TASK STATEMENT: Transcribe each line exactly.

SUPPLIED DATA:
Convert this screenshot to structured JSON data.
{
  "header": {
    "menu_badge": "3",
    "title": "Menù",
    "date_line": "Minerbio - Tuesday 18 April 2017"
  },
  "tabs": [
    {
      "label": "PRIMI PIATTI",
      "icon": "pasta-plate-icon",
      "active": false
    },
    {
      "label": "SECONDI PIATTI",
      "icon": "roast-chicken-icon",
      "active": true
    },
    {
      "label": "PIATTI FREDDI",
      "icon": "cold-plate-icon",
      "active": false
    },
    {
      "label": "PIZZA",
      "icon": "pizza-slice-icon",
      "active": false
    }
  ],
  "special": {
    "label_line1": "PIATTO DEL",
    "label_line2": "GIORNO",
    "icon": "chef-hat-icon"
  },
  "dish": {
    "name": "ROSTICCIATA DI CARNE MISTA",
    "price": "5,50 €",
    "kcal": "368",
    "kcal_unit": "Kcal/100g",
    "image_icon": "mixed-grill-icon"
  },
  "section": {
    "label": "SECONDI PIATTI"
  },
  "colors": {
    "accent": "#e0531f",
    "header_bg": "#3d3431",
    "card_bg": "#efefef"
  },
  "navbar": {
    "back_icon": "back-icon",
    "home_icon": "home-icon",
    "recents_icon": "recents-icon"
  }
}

OUTPUT FOR THIS TASK:
Convert this screenshot to structured JSON data.
{
  "header": {
    "menu_badge": "3",
    "title": "Menù",
    "date_line": "Minerbio - Tuesday 18 April 2017"
  },
  "tabs": [
    {
      "label": "PRIMI PIATTI",
      "icon": "pasta-plate-icon",
      "active": false
    },
    {
      "label": "SECONDI PIATTI",
      "icon": "roast-chicken-icon",
      "active": true
    },
    {
      "label": "PIATTI FREDDI",
      "icon": "cold-plate-icon",
      "active": false
    },
    {
      "label": "PIZZA",
      "icon": "pizza-slice-icon",
      "active": false
    }
  ],
  "special": {
    "label_line1": "PIATTO DEL",
    "label_line2": "GIORNO",
    "icon": "chef-hat-icon"
  },
  "dish": {
    "name": "ROSTICCIATA DI CARNE MISTA",
    "price": "5,50 €",
    "kcal": "368",
    "kcal_unit": "Kcal/100g",
    "image_icon": "mixed-grill-icon"
  },
  "section": {
    "label": "SECONDI PIATTI"
  },
  "colors": {
    "accent": "#e0531f",
    "header_bg": "#3d3431",
    "card_bg": "#efefef"
  },
  "navbar": {
    "back_icon": "back-icon",
    "home_icon": "home-icon",
    "recents_icon": "recents-icon"
  }
}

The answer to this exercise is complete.